Data entries:
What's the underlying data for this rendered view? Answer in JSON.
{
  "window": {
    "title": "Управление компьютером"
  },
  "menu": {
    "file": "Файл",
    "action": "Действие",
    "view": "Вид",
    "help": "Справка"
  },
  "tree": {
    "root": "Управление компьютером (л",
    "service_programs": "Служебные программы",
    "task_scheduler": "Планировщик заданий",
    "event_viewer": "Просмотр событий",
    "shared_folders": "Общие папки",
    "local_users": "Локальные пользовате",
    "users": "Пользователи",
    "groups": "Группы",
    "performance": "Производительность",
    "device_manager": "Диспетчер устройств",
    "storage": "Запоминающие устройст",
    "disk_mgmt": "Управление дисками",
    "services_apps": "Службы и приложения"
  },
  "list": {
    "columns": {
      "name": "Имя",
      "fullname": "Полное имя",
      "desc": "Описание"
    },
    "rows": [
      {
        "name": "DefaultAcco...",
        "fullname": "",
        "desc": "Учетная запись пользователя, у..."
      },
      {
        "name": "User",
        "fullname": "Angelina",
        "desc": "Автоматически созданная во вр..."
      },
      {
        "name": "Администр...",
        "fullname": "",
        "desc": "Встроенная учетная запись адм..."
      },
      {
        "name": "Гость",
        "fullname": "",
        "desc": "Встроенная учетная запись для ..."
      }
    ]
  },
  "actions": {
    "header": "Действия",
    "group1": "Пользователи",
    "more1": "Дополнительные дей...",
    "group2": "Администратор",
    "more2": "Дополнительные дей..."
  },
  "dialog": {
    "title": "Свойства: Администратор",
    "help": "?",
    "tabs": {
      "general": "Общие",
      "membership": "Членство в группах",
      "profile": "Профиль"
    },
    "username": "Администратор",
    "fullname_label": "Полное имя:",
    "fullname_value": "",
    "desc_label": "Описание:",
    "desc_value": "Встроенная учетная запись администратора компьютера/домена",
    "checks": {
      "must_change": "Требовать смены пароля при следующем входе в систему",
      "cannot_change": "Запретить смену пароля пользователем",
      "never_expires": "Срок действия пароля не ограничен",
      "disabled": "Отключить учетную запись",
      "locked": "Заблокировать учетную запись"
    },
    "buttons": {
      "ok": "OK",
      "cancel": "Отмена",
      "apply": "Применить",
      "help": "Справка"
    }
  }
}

— WHAT IS EXPECTED —
Each record above should be repeated exactly as it appears.

— WRITTEN SOLUTION —
What's the underlying data for this rendered view? Answer in JSON.
{
  "window": {
    "title": "Управление компьютером"
  },
  "menu": {
    "file": "Файл",
    "action": "Действие",
    "view": "Вид",
    "help": "Справка"
  },
  "tree": {
    "root": "Управление компьютером (л",
    "service_programs": "Служебные программы",
    "task_scheduler": "Планировщик заданий",
    "event_viewer": "Просмотр событий",
    "shared_folders": "Общие папки",
    "local_users": "Локальные пользовате",
    "users": "Пользователи",
    "groups": "Группы",
    "performance": "Производительность",
    "device_manager": "Диспетчер устройств",
    "storage": "Запоминающие устройст",
    "disk_mgmt": "Управление дисками",
    "services_apps": "Службы и приложения"
  },
  "list": {
    "columns": {
      "name": "Имя",
      "fullname": "Полное имя",
      "desc": "Описание"
    },
    "rows": [
      {
        "name": "DefaultAcco...",
        "fullname": "",
        "desc": "Учетная запись пользователя, у..."
      },
      {
        "name": "User",
        "fullname": "Angelina",
        "desc": "Автоматически созданная во вр..."
      },
      {
        "name": "Администр...",
        "fullname": "",
        "desc": "Встроенная учетная запись адм..."
      },
      {
        "name": "Гость",
        "fullname": "",
        "desc": "Встроенная учетная запись для ..."
      }
    ]
  },
  "actions": {
    "header": "Действия",
    "group1": "Пользователи",
    "more1": "Дополнительные дей...",
    "group2": "Администратор",
    "more2": "Дополнительные дей..."
  },
  "dialog": {
    "title": "Свойства: Администратор",
    "help": "?",
    "tabs": {
      "general": "Общие",
      "membership": "Членство в группах",
      "profile": "Профиль"
    },
    "username": "Администратор",
    "fullname_label": "Полное имя:",
    "fullname_value": "",
    "desc_label": "Описание:",
    "desc_value": "Встроенная учетная запись администратора компьютера/домена",
    "checks": {
      "must_change": "Требовать смены пароля при следующем входе в систему",
      "cannot_change": "Запретить смену пароля пользователем",
      "never_expires": "Срок действия пароля не ограничен",
      "disabled": "Отключить учетную запись",
      "locked": "Заблокировать учетную запись"
    },
    "buttons": {
      "ok": "OK",
      "cancel": "Отмена",
      "apply": "Применить",
      "help": "Справка"
    }
  }
}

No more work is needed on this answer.